# Task details:
Your task is to output the data exactly as it stands.

# Entries provided:
# # #
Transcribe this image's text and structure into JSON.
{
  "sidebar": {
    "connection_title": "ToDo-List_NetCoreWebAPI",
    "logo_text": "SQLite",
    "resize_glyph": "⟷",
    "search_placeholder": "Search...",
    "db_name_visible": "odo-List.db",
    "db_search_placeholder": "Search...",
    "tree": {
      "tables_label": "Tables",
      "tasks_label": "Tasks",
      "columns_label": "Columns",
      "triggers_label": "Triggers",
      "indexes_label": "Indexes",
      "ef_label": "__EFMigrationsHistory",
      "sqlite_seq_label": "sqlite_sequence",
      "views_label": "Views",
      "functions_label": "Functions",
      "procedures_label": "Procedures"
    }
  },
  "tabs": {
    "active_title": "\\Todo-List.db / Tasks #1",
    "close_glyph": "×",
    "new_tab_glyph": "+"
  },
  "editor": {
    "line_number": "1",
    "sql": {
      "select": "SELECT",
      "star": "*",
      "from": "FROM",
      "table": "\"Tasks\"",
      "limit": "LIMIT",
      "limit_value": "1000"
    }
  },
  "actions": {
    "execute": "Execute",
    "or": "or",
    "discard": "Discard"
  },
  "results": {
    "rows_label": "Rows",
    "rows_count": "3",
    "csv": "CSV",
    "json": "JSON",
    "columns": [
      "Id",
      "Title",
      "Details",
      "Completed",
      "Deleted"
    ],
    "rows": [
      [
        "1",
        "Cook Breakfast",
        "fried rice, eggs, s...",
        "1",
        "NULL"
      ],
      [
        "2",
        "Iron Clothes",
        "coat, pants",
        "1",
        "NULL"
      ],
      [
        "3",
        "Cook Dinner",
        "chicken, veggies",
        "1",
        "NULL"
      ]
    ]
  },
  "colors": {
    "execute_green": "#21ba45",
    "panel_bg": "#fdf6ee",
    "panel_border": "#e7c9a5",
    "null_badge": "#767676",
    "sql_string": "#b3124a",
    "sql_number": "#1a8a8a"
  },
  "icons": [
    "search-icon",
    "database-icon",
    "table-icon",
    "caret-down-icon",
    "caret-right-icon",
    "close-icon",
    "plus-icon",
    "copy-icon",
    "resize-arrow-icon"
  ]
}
# # #
# Finished exercise:
Transcribe this image's text and structure into JSON.
{
  "sidebar": {
    "connection_title": "ToDo-List_NetCoreWebAPI",
    "logo_text": "SQLite",
    "resize_glyph": "⟷",
    "search_placeholder": "Search...",
    "db_name_visible": "odo-List.db",
    "db_search_placeholder": "Search...",
    "tree": {
      "tables_label": "Tables",
      "tasks_label": "Tasks",
      "columns_label": "Columns",
      "triggers_label": "Triggers",
      "indexes_label": "Indexes",
      "ef_label": "__EFMigrationsHistory",
      "sqlite_seq_label": "sqlite_sequence",
      "views_label": "Views",
      "functions_label": "Functions",
      "procedures_label": "Procedures"
    }
  },
  "tabs": {
    "active_title": "\\Todo-List.db / Tasks #1",
    "close_glyph": "×",
    "new_tab_glyph": "+"
  },
  "editor": {
    "line_number": "1",
    "sql": {
      "select": "SELECT",
      "star": "*",
      "from": "FROM",
      "table": "\"Tasks\"",
      "limit": "LIMIT",
      "limit_value": "1000"
    }
  },
  "actions": {
    "execute": "Execute",
    "or": "or",
    "discard": "Discard"
  },
  "results": {
    "rows_label": "Rows",
    "rows_count": "3",
    "csv": "CSV",
    "json": "JSON",
    "columns": [
      "Id",
      "Title",
      "Details",
      "Completed",
      "Deleted"
    ],
    "rows": [
      [
        "1",
        "Cook Breakfast",
        "fried rice, eggs, s...",
        "1",
        "NULL"
      ],
      [
        "2",
        "Iron Clothes",
        "coat, pants",
        "1",
        "NULL"
      ],
      [
        "3",
        "Cook Dinner",
        "chicken, veggies",
        "1",
        "NULL"
      ]
    ]
  },
  "colors": {
    "execute_green": "#21ba45",
    "panel_bg": "#fdf6ee",
    "panel_border": "#e7c9a5",
    "null_badge": "#767676",
    "sql_string": "#b3124a",
    "sql_number": "#1a8a8a"
  },
  "icons": [
    "search-icon",
    "database-icon",
    "table-icon",
    "caret-down-icon",
    "caret-right-icon",
    "close-icon",
    "plus-icon",
    "copy-icon",
    "resize-arrow-icon"
  ]
}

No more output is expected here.